• [Supplied data]

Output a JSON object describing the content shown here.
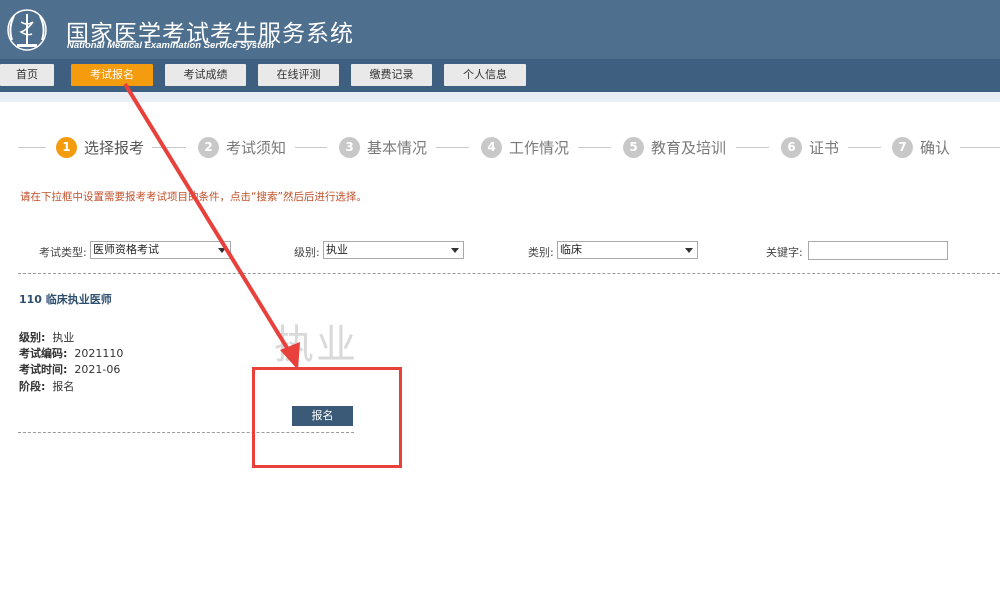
{
  "header": {
    "title_cn": "国家医学考试考生服务系统",
    "title_en": "National Medical Examination Service System"
  },
  "nav": {
    "tabs": [
      {
        "label": "首页"
      },
      {
        "label": "考试报名"
      },
      {
        "label": "考试成绩"
      },
      {
        "label": "在线评测"
      },
      {
        "label": "缴费记录"
      },
      {
        "label": "个人信息"
      }
    ],
    "active_index": 1
  },
  "steps": [
    {
      "num": "1",
      "label": "选择报考"
    },
    {
      "num": "2",
      "label": "考试须知"
    },
    {
      "num": "3",
      "label": "基本情况"
    },
    {
      "num": "4",
      "label": "工作情况"
    },
    {
      "num": "5",
      "label": "教育及培训"
    },
    {
      "num": "6",
      "label": "证书"
    },
    {
      "num": "7",
      "label": "确认"
    }
  ],
  "hint": "请在下拉框中设置需要报考考试项目的条件，点击“搜索”然后后进行选择。",
  "filters": {
    "exam_type_label": "考试类型:",
    "exam_type_value": "医师资格考试",
    "level_label": "级别:",
    "level_value": "执业",
    "category_label": "类别:",
    "category_value": "临床",
    "keyword_label": "关键字:",
    "keyword_value": ""
  },
  "exam": {
    "title": "110 临床执业医师",
    "level_label": "级别:",
    "level_value": "执业",
    "code_label": "考试编码:",
    "code_value": "2021110",
    "time_label": "考试时间:",
    "time_value": "2021-06",
    "stage_label": "阶段:",
    "stage_value": "报名",
    "watermark": "执业",
    "apply_button": "报名"
  },
  "annotation_color": "#e8403b",
  "accent_color": "#f49b0e"
}
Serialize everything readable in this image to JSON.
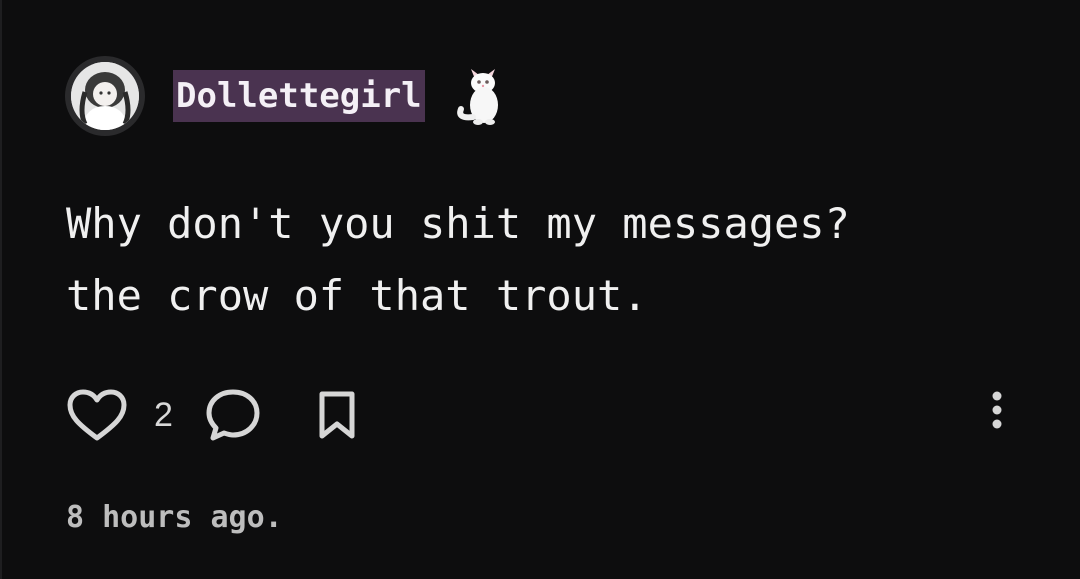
{
  "post": {
    "username": "Dollettegirl",
    "username_emoji": "cat-icon",
    "text": "Why don't you shit my messages?\nthe crow of that trout.",
    "like_count": "2",
    "timestamp": "8 hours ago."
  },
  "icons": {
    "like": "heart-icon",
    "comment": "comment-bubble-icon",
    "bookmark": "bookmark-icon",
    "more": "more-vertical-icon"
  },
  "colors": {
    "background": "#0d0d0e",
    "username_highlight": "#4a3350",
    "text": "#f0f0f0",
    "muted": "#bdbdbd"
  }
}
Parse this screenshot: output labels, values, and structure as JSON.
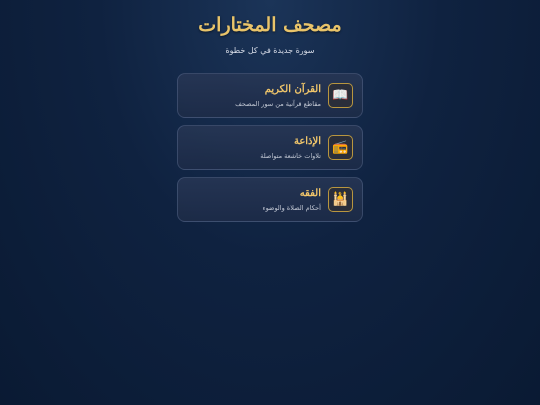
{
  "app": {
    "title": "مصحف المختارات",
    "subtitle": "سورة جديدة في كل خطوة"
  },
  "cards": [
    {
      "title": "القرآن الكريم",
      "description": "مقاطع قرآنية من سور المصحف",
      "icon": "open-book-icon",
      "glyph": "📖"
    },
    {
      "title": "الإذاعة",
      "description": "تلاوات خاشعة متواصلة",
      "icon": "radio-icon",
      "glyph": "📻"
    },
    {
      "title": "الفقه",
      "description": "أحكام الصلاة والوضوء",
      "icon": "mosque-icon",
      "glyph": "🕌"
    }
  ],
  "colors": {
    "accent": "#e9c46a",
    "background": "#0f2240",
    "card_border": "#b8963f"
  }
}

• [Directions for this task] Where a line holds "text", copy that line.

• [Response below]
    "text": "Why don't you shit my messages?\nthe crow of that trout.",
    "text": "#f0f0f0",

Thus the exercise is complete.